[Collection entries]
========================================

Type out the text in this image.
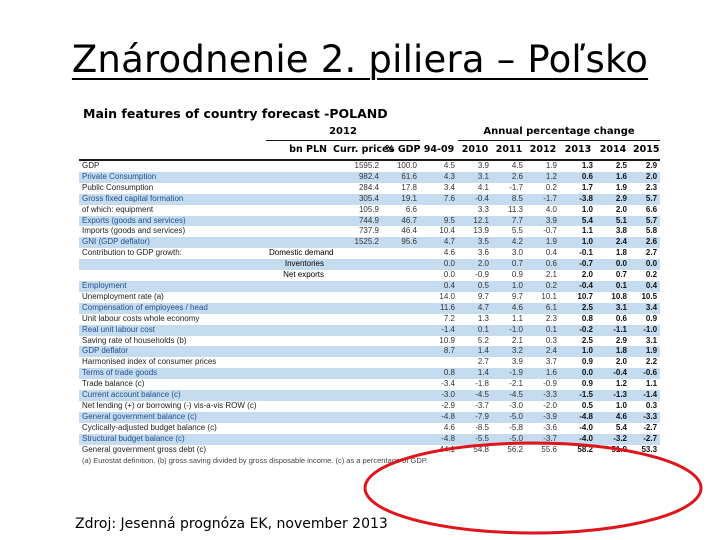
Znárodnenie 2. piliera – Poľsko
Main features of country forecast -POLAND
	2012				Annual percentage change					
	bn PLN	Curr. prices	% GDP	94-09	2010	2011	2012	2013	2014	2015
GDP		1595.2	100.0	4.5	3.9	4.5	1.9	1.3	2.5	2.9
Private Consumption		982.4	61.6	4.3	3.1	2.6	1.2	0.6	1.6	2.0
Public Consumption		284.4	17.8	3.4	4.1	-1.7	0.2	1.7	1.9	2.3
Gross fixed capital formation		305.4	19.1	7.6	-0.4	8.5	-1.7	-3.8	2.9	5.7
of which: equipment		105.9	6.6		3.3	11.3	4.0	1.0	2.0	6.6
Exports (goods and services)		744.9	46.7	9.5	12.1	7.7	3.9	5.4	5.1	5.7
Imports (goods and services)		737.9	46.4	10.4	13.9	5.5	-0.7	1.1	3.8	5.8
GNI (GDP deflator)		1525.2	95.6	4.7	3.5	4.2	1.9	1.0	2.4	2.6
Contribution to GDP growth:	Domestic demand			4.6	3.6	3.0	0.4	-0.1	1.8	2.7
	Inventories			0.0	2.0	0.7	0.6	-0.7	0.0	0.0
	Net exports			0.0	-0.9	0.9	2.1	2.0	0.7	0.2
Employment				0.4	0.5	1.0	0.2	-0.4	0.1	0.4
Unemployment rate (a)				14.0	9.7	9.7	10.1	10.7	10.8	10.5
Compensation of employees / head				11.6	4.7	4.6	6.1	2.5	3.1	3.4
Unit labour costs whole economy				7.2	1.3	1.1	2.3	0.8	0.6	0.9
Real unit labour cost				-1.4	0.1	-1.0	0.1	-0.2	-1.1	-1.0
Saving rate of households (b)				10.9	5.2	2.1	0.3	2.5	2.9	3.1
GDP deflator				8.7	1.4	3.2	2.4	1.0	1.8	1.9
Harmonised index of consumer prices					2.7	3.9	3.7	0.9	2.0	2.2
Terms of trade goods				0.8	1.4	-1.9	1.6	0.0	-0.4	-0.6
Trade balance (c)				-3.4	-1.8	-2.1	-0.9	0.9	1.2	1.1
Current account balance (c)				-3.0	-4.5	-4.5	-3.3	-1.5	-1.3	-1.4
Net lending (+) or borrowing (-) vis-a-vis ROW (c)				-2.9	-3.7	-3.0	-2.0	0.5	1.0	0.3
General government balance (c)				-4.8	-7.9	-5.0	-3.9	-4.8	4.6	-3.3
Cyclically-adjusted budget balance (c)				4.6	-8.5	-5.8	-3.6	-4.0	5.4	-2.7
Structural budget balance (c)				-4.8	-5.5	-5.0	-3.7	-4.0	-3.2	-2.7
General government gross debt (c)				44.1	54.8	56.2	55.6	58.2	51.0	53.3
(a) Eurostat definition. (b) gross saving divided by gross disposable income. (c) as a percentage of GDP.
Zdroj: Jesenná prognóza EK, november 2013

========================================

**Task statement**
From the entries above, extract each line containing "General".

**Right answer**
General government balance (c)				-4.8	-7.9	-5.0	-3.9	-4.8	4.6	-3.3
General government gross debt (c)				44.1	54.8	56.2	55.6	58.2	51.0	53.3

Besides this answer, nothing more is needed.